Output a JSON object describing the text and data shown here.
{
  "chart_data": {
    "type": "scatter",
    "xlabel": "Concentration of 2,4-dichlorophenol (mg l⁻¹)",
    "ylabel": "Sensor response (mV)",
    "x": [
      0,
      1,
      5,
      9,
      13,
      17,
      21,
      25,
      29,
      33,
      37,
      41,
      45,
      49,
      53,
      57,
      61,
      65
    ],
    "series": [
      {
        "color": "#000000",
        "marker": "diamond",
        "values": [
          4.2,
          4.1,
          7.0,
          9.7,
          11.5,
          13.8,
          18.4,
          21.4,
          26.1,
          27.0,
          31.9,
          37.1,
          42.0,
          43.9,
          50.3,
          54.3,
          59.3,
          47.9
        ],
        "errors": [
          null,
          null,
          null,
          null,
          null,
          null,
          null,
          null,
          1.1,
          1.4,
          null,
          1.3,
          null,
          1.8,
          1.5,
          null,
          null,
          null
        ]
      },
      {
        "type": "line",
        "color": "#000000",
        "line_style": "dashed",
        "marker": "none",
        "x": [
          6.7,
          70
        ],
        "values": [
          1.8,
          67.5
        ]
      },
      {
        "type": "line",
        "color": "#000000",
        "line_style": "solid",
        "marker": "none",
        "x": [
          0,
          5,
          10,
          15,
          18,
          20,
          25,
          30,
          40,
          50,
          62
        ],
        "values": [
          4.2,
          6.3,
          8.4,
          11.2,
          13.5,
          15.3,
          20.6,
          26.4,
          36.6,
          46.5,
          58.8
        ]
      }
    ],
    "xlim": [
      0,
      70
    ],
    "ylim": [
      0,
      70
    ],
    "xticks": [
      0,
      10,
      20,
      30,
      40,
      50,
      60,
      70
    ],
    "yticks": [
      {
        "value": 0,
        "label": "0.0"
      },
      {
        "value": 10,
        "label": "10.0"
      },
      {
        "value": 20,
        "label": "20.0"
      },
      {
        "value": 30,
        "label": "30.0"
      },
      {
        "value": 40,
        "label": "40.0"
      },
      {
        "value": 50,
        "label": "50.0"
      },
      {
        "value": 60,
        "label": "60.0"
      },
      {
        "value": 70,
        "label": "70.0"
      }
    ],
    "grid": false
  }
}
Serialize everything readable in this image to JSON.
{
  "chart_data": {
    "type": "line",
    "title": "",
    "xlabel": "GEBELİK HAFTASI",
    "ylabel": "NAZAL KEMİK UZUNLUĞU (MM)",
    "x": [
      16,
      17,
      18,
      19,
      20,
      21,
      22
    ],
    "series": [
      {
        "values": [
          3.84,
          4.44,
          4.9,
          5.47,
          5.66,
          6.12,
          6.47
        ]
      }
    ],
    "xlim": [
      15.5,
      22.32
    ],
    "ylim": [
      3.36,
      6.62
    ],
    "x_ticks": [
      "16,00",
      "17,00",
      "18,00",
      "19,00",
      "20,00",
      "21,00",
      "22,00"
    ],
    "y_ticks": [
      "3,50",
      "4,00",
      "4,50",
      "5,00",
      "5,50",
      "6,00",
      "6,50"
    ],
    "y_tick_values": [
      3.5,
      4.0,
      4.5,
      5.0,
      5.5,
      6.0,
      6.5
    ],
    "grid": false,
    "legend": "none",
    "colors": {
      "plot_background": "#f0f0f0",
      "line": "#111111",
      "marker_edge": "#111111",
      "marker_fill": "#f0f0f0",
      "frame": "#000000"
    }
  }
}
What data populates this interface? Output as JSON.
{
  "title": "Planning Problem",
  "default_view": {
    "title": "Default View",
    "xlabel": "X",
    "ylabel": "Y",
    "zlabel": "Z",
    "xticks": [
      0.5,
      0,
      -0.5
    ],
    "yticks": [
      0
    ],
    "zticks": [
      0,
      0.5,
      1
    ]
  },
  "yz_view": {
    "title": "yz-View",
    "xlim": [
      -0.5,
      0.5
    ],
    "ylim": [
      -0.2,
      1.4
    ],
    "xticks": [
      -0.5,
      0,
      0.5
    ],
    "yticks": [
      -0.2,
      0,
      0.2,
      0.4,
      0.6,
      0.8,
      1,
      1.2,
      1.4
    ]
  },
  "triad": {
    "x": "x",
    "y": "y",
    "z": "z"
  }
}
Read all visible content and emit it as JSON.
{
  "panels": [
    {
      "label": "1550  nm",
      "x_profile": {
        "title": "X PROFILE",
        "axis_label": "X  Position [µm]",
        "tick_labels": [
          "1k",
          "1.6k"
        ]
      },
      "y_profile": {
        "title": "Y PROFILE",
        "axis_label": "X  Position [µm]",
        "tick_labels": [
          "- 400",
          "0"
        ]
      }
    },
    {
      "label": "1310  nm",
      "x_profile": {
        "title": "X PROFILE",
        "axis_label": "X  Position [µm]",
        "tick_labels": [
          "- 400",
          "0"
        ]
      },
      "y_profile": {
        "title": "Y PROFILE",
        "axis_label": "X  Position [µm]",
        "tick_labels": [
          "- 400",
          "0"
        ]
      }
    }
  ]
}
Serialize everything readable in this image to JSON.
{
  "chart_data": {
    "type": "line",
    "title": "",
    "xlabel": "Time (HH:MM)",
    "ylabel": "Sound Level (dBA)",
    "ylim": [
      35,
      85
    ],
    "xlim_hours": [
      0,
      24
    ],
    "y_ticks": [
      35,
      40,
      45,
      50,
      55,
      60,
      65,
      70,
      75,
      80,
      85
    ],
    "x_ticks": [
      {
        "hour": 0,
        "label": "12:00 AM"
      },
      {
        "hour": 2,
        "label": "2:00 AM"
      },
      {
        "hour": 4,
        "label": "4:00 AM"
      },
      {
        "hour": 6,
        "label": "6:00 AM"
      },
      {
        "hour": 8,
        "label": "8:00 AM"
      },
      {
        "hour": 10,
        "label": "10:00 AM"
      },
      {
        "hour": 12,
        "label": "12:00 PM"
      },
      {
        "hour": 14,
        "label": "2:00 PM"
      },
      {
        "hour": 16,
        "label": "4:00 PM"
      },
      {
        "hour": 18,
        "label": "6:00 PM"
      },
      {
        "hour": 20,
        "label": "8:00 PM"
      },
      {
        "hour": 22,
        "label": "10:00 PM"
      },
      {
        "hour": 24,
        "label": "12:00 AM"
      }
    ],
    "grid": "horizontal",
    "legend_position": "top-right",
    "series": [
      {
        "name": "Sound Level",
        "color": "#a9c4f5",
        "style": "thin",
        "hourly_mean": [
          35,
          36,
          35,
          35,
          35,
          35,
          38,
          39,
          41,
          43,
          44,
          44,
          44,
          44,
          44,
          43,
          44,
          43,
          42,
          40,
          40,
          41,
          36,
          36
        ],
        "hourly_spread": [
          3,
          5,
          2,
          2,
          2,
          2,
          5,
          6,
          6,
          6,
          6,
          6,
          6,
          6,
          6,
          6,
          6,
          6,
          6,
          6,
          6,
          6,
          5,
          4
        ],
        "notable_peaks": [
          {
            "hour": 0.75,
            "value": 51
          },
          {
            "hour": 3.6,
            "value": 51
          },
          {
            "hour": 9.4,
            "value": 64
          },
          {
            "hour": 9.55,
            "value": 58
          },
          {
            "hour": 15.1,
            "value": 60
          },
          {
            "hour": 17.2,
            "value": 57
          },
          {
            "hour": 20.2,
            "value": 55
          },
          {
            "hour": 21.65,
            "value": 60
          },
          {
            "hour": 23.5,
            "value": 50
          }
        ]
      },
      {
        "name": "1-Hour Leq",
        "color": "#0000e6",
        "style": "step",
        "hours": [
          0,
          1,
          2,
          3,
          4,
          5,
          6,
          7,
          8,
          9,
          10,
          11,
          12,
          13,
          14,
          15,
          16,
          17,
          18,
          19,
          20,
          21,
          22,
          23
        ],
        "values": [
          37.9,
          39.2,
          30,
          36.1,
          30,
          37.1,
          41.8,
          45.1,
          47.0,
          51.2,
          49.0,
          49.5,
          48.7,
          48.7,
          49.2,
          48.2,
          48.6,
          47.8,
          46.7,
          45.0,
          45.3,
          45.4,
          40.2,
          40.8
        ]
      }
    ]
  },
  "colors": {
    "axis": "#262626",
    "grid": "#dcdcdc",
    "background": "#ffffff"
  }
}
.....
#### EXERCISE DETAILS:
Look through the entries above for the word "Level". Copy every line where it shows up.

#### SOLUTION TO THIS TASK:
    "ylabel": "Sound Level (dBA)",
        "name": "Sound Level",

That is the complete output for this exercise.